- **EXERCISE**: Write out all the material exactly. Leave nothing out.

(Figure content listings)
/---

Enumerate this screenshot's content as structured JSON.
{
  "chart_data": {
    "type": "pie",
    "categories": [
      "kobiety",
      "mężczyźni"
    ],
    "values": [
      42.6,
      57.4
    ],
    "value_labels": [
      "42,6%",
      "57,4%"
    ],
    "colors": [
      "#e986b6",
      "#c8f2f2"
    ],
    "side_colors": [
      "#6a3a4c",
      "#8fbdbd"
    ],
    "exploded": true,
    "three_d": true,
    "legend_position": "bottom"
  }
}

\---

- **WRITTEN RESPONSE**:
Enumerate this screenshot's content as structured JSON.
{
  "chart_data": {
    "type": "pie",
    "categories": [
      "kobiety",
      "mężczyźni"
    ],
    "values": [
      42.6,
      57.4
    ],
    "value_labels": [
      "42,6%",
      "57,4%"
    ],
    "colors": [
      "#e986b6",
      "#c8f2f2"
    ],
    "side_colors": [
      "#6a3a4c",
      "#8fbdbd"
    ],
    "exploded": true,
    "three_d": true,
    "legend_position": "bottom"
  }
}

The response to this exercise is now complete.